*STATED TASK*. Here are records with pictures in them. Copy all of them exactly and leave the pictures out.

• • • • • • •

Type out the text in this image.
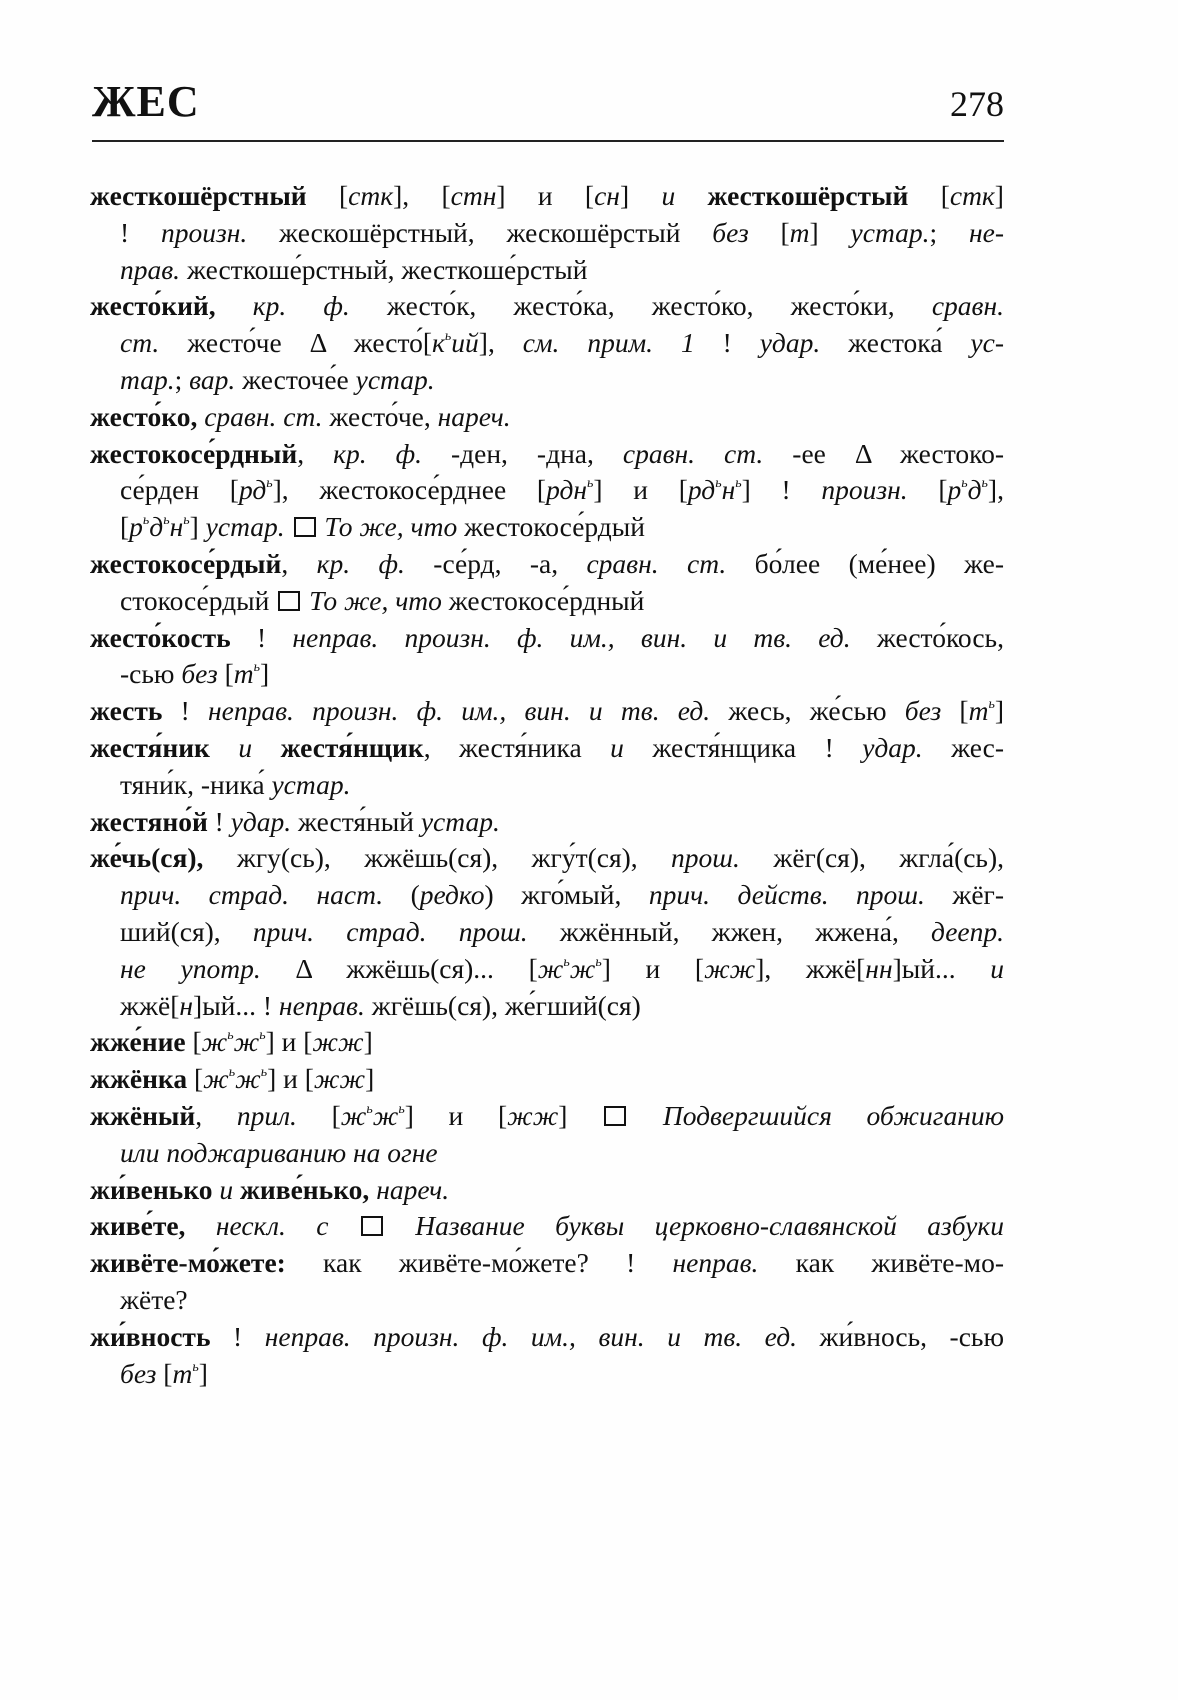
ЖЕС	278
жесткошёрстный [стк], [стн] и [сн] и жесткошёрстый [стк]
! произн. жескошёрстный, жескошёрстый без [т] устар.; не-
прав. жесткоше́рстный, жесткоше́рстый
жесто́кий, кр. ф. жесто́к, жесто́ка, жесто́ко, жесто́ки, сравн.
ст. жесто́че Δ $жесто́[к^ьий]$, см. прим. 1 ! удар. жестока́ ус-
тар.; вар. жесточе́е устар.
жесто́ко, сравн. ст. жесто́че, нареч.
жестокосе́рдный, кр. ф. -ден, -дна, сравн. ст. -ее Δ жестоко-
се́рден $[рд^ь]$, жестокосе́рднее [рдн$^ь$] и $[рд^ьн^ь]$ ! произн. $[р^ьд^ь]$,
$[р^ьд^ьн^ь]$ устар. То же, что жестокосе́рдый
жестокосе́рдый, кр. ф. -се́рд, -а, сравн. ст. бо́лее (ме́нее) же-
стокосе́рдый  То же, что жестокосе́рдный
жесто́кость ! неправ. произн. ф. им., вин. и тв. ед. жесто́кось,
-сью без $[т^ь]$
жесть ! неправ. произн. ф. им., вин. и тв. ед. жесь, же́сью без $[т^ь]$
жестя́ник и жестя́нщик, жестя́ника и жестя́нщика ! удар. жес-
тяни́к, -ника́ устар.
жестяно́й ! удар. жестя́ный устар.
же́чь(ся), жгу(сь), жжёшь(ся), жгу́т(ся), прош. жёг(ся), жгла́(сь),
прич. страд. наст. (редко) жго́мый, прич. действ. прош. жёг-
ший(ся), прич. страд. прош. жжённый, жжен, жжена́, деепр.
не употр. Δ жжёшь(ся)... $[ж^ьж^ь]$ и [жж], жжё[нн]ый... и
жжё[н]ый... ! неправ. жгёшь(ся), же́гший(ся)
жже́ние $[ж^ьж^ь]$ и [жж]
жжёнка $[ж^ьж^ь]$ и [жж]
жжёный, прил. $[ж^ьж^ь]$ и [жж]  Подвергшийся обжиганию
или поджариванию на огне
жи́венько и живе́нько, нареч.
живе́те, нескл. с	Название буквы церковно-славянской азбуки
живёте-мо́жете: как живёте-мо́жете? ! неправ. как живёте-мо-
жёте?
жи́вность ! неправ. произн. ф. им., вин. и тв. ед. жи́внось, -сью
без $[т^ь]$
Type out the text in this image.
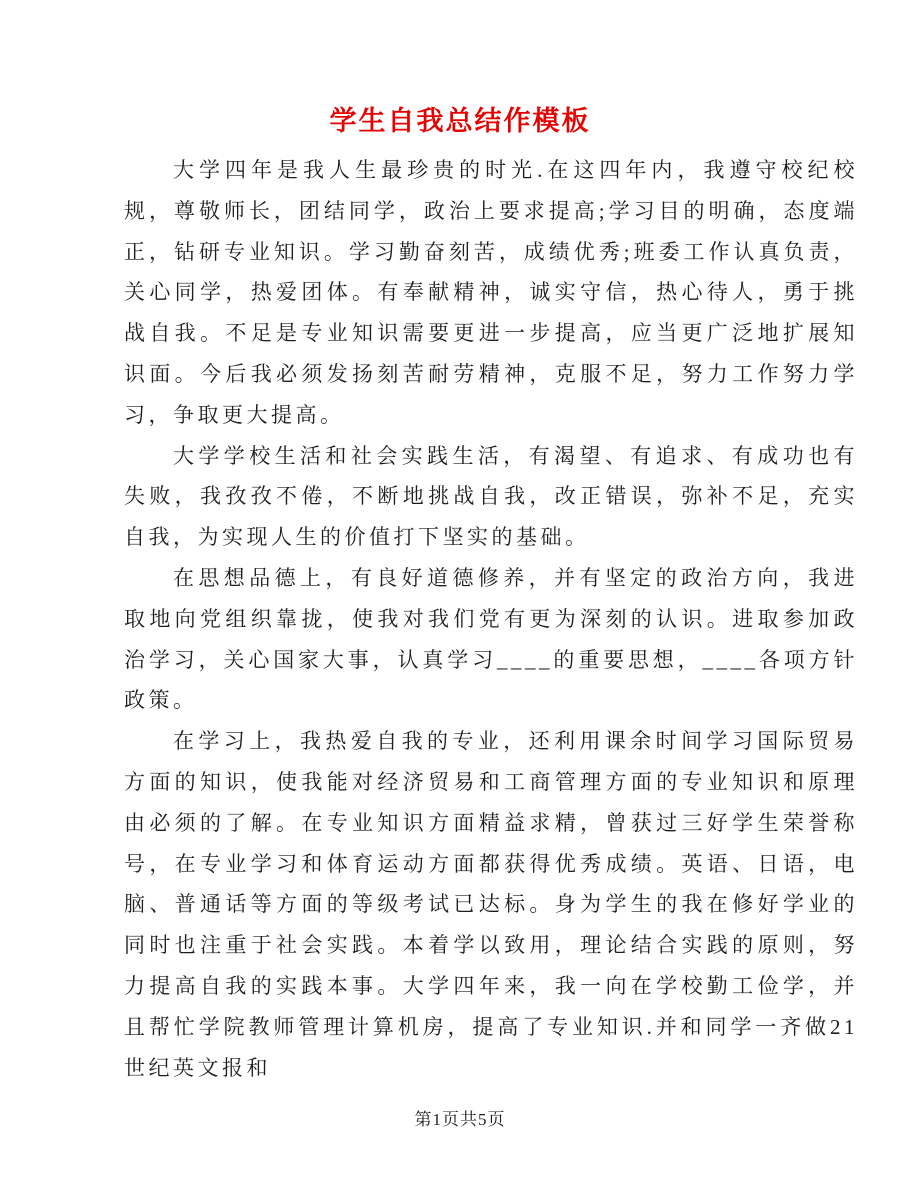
学生自我总结作模板

大学四年是我人生最珍贵的时光.在这四年内，我遵守校纪校规，尊敬师长，团结同学，政治上要求提高;学习目的明确，态度端正，钻研专业知识。学习勤奋刻苦，成绩优秀;班委工作认真负责，关心同学，热爱团体。有奉献精神，诚实守信，热心待人，勇于挑战自我。不足是专业知识需要更进一步提高，应当更广泛地扩展知识面。今后我必须发扬刻苦耐劳精神，克服不足，努力工作努力学习，争取更大提高。

大学学校生活和社会实践生活，有渴望、有追求、有成功也有失败，我孜孜不倦，不断地挑战自我，改正错误，弥补不足，充实自我，为实现人生的价值打下坚实的基础。

在思想品德上，有良好道德修养，并有坚定的政治方向，我进取地向党组织靠拢，使我对我们党有更为深刻的认识。进取参加政治学习，关心国家大事，认真学习____的重要思想，____各项方针政策。

在学习上，我热爱自我的专业，还利用课余时间学习国际贸易方面的知识，使我能对经济贸易和工商管理方面的专业知识和原理由必须的了解。在专业知识方面精益求精，曾获过三好学生荣誉称号，在专业学习和体育运动方面都获得优秀成绩。英语、日语，电脑、普通话等方面的等级考试已达标。身为学生的我在修好学业的同时也注重于社会实践。本着学以致用，理论结合实践的原则，努力提高自我的实践本事。大学四年来，我一向在学校勤工俭学，并且帮忙学院教师管理计算机房，提高了专业知识.并和同学一齐做21世纪英文报和

第1页共5页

• • • • • • •

*ANSWER TO THE EXERCISE*.
Type out the text in this image.
ЖЕС	278
жесткошёрстный [стк], [стн] и [сн] и жесткошёрстый [стк]
! произн. жескошёрстный, жескошёрстый без [т] устар.; не-
прав. жесткоше́рстный, жесткоше́рстый
жесто́кий, кр. ф. жесто́к, жесто́ка, жесто́ко, жесто́ки, сравн.
ст. жесто́че Δ $жесто́[к^ьий]$, см. прим. 1 ! удар. жестока́ ус-
тар.; вар. жесточе́е устар.
жесто́ко, сравн. ст. жесто́че, нареч.
жестокосе́рдный, кр. ф. -ден, -дна, сравн. ст. -ее Δ жестоко-
се́рден $[рд^ь]$, жестокосе́рднее [рдн$^ь$] и $[рд^ьн^ь]$ ! произн. $[р^ьд^ь]$,
$[р^ьд^ьн^ь]$ устар. То же, что жестокосе́рдый
жестокосе́рдый, кр. ф. -се́рд, -а, сравн. ст. бо́лее (ме́нее) же-
стокосе́рдый  То же, что жестокосе́рдный
жесто́кость ! неправ. произн. ф. им., вин. и тв. ед. жесто́кось,
-сью без $[т^ь]$
жесть ! неправ. произн. ф. им., вин. и тв. ед. жесь, же́сью без $[т^ь]$
жестя́ник и жестя́нщик, жестя́ника и жестя́нщика ! удар. жес-
тяни́к, -ника́ устар.
жестяно́й ! удар. жестя́ный устар.
же́чь(ся), жгу(сь), жжёшь(ся), жгу́т(ся), прош. жёг(ся), жгла́(сь),
прич. страд. наст. (редко) жго́мый, прич. действ. прош. жёг-
ший(ся), прич. страд. прош. жжённый, жжен, жжена́, деепр.
не употр. Δ жжёшь(ся)... $[ж^ьж^ь]$ и [жж], жжё[нн]ый... и
жжё[н]ый... ! неправ. жгёшь(ся), же́гший(ся)
жже́ние $[ж^ьж^ь]$ и [жж]
жжёнка $[ж^ьж^ь]$ и [жж]
жжёный, прил. $[ж^ьж^ь]$ и [жж]  Подвергшийся обжиганию
или поджариванию на огне
жи́венько и живе́нько, нареч.
живе́те, нескл. с	Название буквы церковно-славянской азбуки
живёте-мо́жете: как живёте-мо́жете? ! неправ. как живёте-мо-
жёте?
жи́вность ! неправ. произн. ф. им., вин. и тв. ед. жи́внось, -сью
без $[т^ь]$
Type out the text in this image.
学生自我总结作模板

大学四年是我人生最珍贵的时光.在这四年内，我遵守校纪校规，尊敬师长，团结同学，政治上要求提高;学习目的明确，态度端正，钻研专业知识。学习勤奋刻苦，成绩优秀;班委工作认真负责，关心同学，热爱团体。有奉献精神，诚实守信，热心待人，勇于挑战自我。不足是专业知识需要更进一步提高，应当更广泛地扩展知识面。今后我必须发扬刻苦耐劳精神，克服不足，努力工作努力学习，争取更大提高。

大学学校生活和社会实践生活，有渴望、有追求、有成功也有失败，我孜孜不倦，不断地挑战自我，改正错误，弥补不足，充实自我，为实现人生的价值打下坚实的基础。

在思想品德上，有良好道德修养，并有坚定的政治方向，我进取地向党组织靠拢，使我对我们党有更为深刻的认识。进取参加政治学习，关心国家大事，认真学习____的重要思想，____各项方针政策。

在学习上，我热爱自我的专业，还利用课余时间学习国际贸易方面的知识，使我能对经济贸易和工商管理方面的专业知识和原理由必须的了解。在专业知识方面精益求精，曾获过三好学生荣誉称号，在专业学习和体育运动方面都获得优秀成绩。英语、日语，电脑、普通话等方面的等级考试已达标。身为学生的我在修好学业的同时也注重于社会实践。本着学以致用，理论结合实践的原则，努力提高自我的实践本事。大学四年来，我一向在学校勤工俭学，并且帮忙学院教师管理计算机房，提高了专业知识.并和同学一齐做21世纪英文报和

第1页共5页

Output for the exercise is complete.